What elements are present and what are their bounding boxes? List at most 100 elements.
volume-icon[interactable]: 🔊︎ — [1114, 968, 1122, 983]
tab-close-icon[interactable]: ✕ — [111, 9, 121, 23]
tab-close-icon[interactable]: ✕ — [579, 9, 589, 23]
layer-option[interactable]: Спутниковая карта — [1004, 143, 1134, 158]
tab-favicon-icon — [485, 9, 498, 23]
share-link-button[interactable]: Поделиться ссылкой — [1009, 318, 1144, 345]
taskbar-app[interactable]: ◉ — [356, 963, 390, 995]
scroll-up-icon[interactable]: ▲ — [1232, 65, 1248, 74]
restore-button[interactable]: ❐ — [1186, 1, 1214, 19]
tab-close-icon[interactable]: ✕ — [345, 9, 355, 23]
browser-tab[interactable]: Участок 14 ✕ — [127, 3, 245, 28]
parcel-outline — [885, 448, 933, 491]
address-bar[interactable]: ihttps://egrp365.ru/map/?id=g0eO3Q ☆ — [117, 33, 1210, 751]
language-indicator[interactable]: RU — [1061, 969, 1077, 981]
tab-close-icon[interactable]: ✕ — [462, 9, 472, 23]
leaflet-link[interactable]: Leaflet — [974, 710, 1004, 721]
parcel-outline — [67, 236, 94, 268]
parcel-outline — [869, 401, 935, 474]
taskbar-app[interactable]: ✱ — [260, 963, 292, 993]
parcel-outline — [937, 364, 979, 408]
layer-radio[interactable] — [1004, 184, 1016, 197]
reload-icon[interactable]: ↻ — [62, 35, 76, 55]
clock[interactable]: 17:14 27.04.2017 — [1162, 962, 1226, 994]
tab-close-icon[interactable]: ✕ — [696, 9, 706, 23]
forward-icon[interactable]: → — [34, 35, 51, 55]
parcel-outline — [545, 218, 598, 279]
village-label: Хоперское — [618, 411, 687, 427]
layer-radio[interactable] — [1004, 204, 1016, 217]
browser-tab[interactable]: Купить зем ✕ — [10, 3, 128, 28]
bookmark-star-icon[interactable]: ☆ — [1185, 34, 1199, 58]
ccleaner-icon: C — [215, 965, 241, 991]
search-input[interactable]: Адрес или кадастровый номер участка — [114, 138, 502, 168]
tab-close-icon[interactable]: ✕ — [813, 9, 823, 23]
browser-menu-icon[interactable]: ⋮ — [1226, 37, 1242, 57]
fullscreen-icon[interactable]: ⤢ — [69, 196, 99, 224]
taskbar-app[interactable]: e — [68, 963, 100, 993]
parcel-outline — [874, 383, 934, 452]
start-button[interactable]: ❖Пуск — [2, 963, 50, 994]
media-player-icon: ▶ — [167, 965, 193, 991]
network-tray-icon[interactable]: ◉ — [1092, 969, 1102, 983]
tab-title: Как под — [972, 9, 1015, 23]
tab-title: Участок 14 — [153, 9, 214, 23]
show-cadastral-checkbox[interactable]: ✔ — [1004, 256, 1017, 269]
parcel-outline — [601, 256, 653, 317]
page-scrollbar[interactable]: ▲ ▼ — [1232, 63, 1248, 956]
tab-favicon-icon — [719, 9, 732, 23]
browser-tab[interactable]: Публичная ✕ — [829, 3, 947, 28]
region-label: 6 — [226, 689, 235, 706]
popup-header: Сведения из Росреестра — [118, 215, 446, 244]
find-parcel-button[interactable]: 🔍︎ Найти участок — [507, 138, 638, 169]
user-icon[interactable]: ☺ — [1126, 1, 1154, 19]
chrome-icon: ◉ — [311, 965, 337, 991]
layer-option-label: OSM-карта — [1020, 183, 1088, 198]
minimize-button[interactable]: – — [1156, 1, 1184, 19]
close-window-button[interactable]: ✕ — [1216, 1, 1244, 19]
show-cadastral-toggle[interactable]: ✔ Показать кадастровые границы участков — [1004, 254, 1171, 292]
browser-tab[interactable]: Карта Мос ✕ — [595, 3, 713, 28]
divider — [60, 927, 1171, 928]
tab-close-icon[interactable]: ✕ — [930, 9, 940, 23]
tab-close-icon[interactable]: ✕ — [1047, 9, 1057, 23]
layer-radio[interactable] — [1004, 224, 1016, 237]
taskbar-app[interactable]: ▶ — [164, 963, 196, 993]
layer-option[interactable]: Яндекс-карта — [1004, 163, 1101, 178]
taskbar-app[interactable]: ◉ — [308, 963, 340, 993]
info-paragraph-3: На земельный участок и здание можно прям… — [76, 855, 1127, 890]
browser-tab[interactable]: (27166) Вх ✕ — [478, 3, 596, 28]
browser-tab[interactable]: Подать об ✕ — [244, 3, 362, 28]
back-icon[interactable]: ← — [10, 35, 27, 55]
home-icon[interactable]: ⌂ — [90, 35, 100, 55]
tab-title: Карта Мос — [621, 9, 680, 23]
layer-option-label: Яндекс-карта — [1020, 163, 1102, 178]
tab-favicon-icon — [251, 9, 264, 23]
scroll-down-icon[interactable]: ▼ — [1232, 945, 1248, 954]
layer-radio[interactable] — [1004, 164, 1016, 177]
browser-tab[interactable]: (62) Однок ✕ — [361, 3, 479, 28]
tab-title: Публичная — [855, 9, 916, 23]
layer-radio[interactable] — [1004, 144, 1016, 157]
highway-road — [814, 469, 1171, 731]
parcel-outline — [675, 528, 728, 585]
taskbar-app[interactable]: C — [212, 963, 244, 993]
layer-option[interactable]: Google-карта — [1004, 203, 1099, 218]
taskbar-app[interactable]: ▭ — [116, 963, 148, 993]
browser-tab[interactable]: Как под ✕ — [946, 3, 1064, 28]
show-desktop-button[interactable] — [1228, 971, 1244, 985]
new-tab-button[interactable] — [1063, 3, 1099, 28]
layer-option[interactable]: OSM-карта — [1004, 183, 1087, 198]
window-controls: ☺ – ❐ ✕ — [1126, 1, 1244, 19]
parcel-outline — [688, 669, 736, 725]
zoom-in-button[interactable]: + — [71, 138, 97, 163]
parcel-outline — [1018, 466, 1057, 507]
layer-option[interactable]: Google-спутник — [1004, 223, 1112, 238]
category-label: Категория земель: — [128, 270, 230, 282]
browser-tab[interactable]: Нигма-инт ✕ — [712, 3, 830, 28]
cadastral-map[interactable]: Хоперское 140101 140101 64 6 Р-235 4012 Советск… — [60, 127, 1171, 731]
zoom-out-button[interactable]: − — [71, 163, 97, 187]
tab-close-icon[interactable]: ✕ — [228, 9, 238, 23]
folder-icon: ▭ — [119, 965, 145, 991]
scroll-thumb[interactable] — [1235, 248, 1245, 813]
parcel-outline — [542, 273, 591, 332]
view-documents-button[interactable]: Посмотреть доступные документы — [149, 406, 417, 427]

*-*-*

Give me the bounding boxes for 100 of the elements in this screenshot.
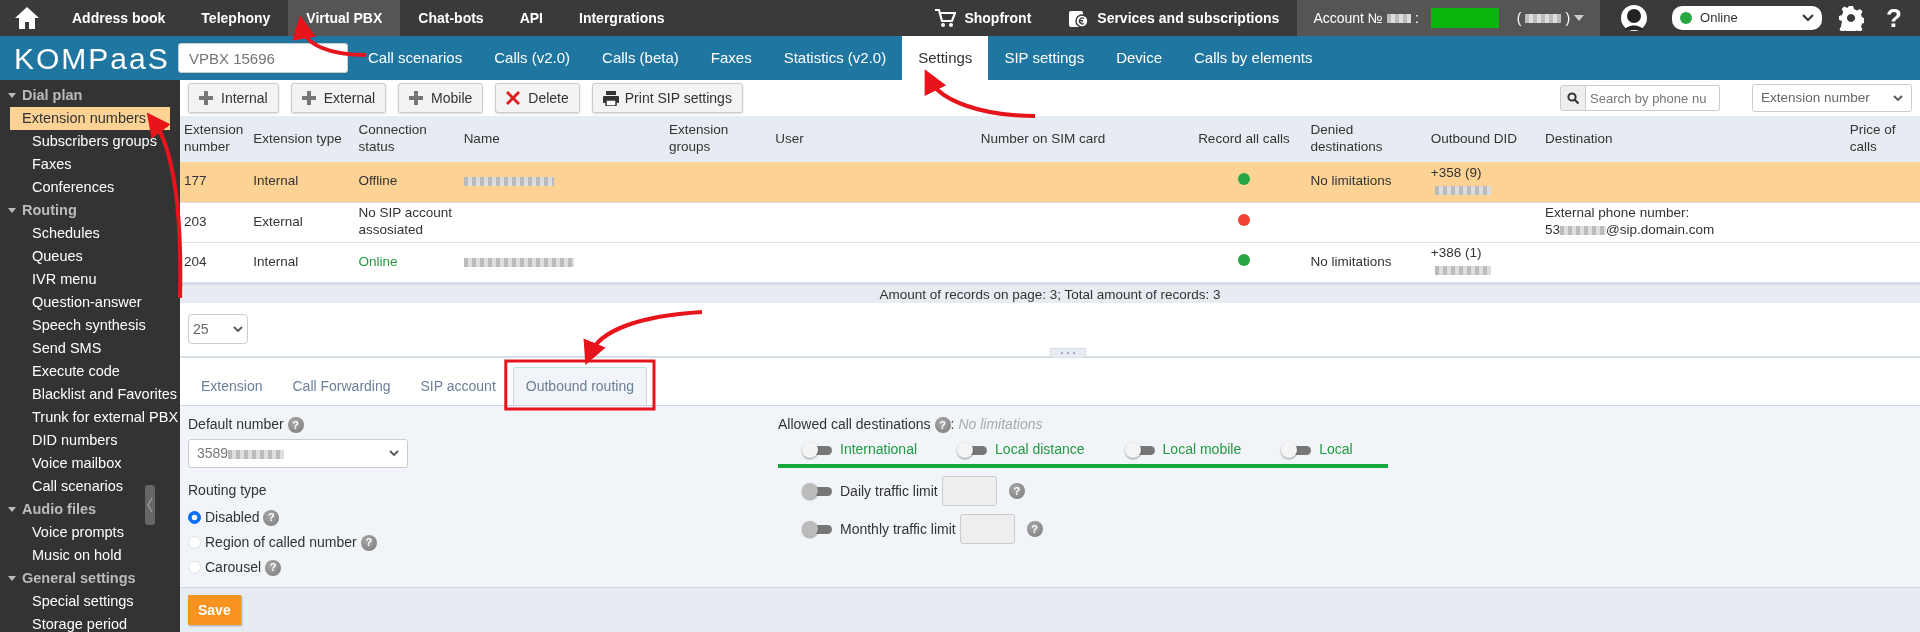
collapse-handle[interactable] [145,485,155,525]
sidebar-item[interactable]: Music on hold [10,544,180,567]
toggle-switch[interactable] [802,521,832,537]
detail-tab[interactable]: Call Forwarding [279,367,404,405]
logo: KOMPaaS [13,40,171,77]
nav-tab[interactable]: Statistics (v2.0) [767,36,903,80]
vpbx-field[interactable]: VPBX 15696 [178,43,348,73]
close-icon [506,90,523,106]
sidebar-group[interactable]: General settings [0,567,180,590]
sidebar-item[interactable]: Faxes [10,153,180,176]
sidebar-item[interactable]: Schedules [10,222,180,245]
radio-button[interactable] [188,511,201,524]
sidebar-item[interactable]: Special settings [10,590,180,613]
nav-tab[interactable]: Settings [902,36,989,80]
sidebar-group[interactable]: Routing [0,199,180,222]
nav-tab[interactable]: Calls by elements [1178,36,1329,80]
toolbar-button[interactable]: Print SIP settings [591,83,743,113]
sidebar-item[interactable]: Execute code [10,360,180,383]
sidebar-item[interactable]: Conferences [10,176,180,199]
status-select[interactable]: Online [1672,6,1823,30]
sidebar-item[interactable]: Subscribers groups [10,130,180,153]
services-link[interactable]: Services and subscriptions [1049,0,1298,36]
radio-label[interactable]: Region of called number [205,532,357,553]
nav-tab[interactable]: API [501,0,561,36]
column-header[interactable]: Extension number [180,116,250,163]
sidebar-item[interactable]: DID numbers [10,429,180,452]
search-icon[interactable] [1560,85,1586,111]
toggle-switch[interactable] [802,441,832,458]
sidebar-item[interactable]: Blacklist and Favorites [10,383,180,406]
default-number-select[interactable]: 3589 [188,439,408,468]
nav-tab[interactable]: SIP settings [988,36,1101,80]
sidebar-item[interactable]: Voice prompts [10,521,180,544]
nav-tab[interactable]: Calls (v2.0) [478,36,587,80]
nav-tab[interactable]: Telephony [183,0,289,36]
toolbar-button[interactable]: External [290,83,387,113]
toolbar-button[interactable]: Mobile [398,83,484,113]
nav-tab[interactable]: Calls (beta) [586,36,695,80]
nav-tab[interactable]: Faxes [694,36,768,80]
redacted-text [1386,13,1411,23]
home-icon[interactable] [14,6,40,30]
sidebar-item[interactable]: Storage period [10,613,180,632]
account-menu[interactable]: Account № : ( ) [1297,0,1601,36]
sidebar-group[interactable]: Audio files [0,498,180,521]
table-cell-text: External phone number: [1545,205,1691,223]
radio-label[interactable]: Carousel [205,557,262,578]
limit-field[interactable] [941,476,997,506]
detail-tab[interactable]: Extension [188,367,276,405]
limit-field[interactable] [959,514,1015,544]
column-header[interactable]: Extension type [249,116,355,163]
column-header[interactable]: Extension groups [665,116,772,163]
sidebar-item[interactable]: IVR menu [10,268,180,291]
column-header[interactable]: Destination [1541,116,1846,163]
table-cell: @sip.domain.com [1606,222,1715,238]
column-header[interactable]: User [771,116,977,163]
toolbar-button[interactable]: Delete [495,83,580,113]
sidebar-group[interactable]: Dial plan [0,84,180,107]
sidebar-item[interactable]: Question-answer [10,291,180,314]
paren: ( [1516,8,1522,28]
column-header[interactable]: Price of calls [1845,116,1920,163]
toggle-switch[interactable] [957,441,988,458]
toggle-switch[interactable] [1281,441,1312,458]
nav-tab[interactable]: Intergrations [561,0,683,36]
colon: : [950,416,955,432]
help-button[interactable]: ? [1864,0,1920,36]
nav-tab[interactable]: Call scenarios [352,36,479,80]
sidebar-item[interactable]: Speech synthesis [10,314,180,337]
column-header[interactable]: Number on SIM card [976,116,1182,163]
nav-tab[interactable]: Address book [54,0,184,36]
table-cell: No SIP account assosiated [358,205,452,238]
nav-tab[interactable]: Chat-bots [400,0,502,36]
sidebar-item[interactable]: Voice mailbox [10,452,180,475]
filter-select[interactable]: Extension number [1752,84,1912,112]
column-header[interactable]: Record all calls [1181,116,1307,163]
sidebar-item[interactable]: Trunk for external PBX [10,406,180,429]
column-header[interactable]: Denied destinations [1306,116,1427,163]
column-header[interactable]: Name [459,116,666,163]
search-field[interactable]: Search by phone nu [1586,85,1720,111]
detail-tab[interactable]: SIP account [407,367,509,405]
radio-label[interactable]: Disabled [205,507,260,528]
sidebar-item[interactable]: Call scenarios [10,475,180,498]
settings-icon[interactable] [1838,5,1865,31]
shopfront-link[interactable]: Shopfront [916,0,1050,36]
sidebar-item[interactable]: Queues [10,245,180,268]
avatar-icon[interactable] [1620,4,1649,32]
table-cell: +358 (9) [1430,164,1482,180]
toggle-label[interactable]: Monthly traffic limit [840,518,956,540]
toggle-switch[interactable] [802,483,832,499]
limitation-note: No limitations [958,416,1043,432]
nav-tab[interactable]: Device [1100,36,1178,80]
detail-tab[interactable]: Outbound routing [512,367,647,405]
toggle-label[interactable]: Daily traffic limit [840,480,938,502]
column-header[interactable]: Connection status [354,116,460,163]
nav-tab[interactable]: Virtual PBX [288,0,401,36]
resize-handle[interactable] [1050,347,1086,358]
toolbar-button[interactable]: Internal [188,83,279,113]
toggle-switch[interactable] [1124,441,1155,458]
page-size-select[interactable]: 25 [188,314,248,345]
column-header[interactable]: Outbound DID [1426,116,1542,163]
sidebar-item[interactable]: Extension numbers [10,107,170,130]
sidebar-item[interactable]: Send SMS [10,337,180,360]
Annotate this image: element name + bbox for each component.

*-*-*

## [Given task]
Print the lines between the line containing "What elements are" and the line containing "forward-icon[interactable]: → —", inclusive, and reproduce them without alteration.

## [Problem solution]
What elements are present and what are their bounding boxes? List at most 100 elements.
volume-icon[interactable]: 🔊︎ — [1114, 968, 1122, 983]
tab-close-icon[interactable]: ✕ — [111, 9, 121, 23]
tab-close-icon[interactable]: ✕ — [579, 9, 589, 23]
layer-option[interactable]: Спутниковая карта — [1004, 143, 1134, 158]
tab-favicon-icon — [485, 9, 498, 23]
share-link-button[interactable]: Поделиться ссылкой — [1009, 318, 1144, 345]
taskbar-app[interactable]: ◉ — [356, 963, 390, 995]
scroll-up-icon[interactable]: ▲ — [1232, 65, 1248, 74]
restore-button[interactable]: ❐ — [1186, 1, 1214, 19]
tab-close-icon[interactable]: ✕ — [345, 9, 355, 23]
browser-tab[interactable]: Участок 14 ✕ — [127, 3, 245, 28]
parcel-outline — [885, 448, 933, 491]
address-bar[interactable]: ihttps://egrp365.ru/map/?id=g0eO3Q ☆ — [117, 33, 1210, 751]
language-indicator[interactable]: RU — [1061, 969, 1077, 981]
tab-close-icon[interactable]: ✕ — [462, 9, 472, 23]
leaflet-link[interactable]: Leaflet — [974, 710, 1004, 721]
parcel-outline — [67, 236, 94, 268]
parcel-outline — [869, 401, 935, 474]
taskbar-app[interactable]: ✱ — [260, 963, 292, 993]
parcel-outline — [937, 364, 979, 408]
layer-radio[interactable] — [1004, 184, 1016, 197]
reload-icon[interactable]: ↻ — [62, 35, 76, 55]
clock[interactable]: 17:14 27.04.2017 — [1162, 962, 1226, 994]
tab-close-icon[interactable]: ✕ — [696, 9, 706, 23]
forward-icon[interactable]: → — [34, 35, 51, 55]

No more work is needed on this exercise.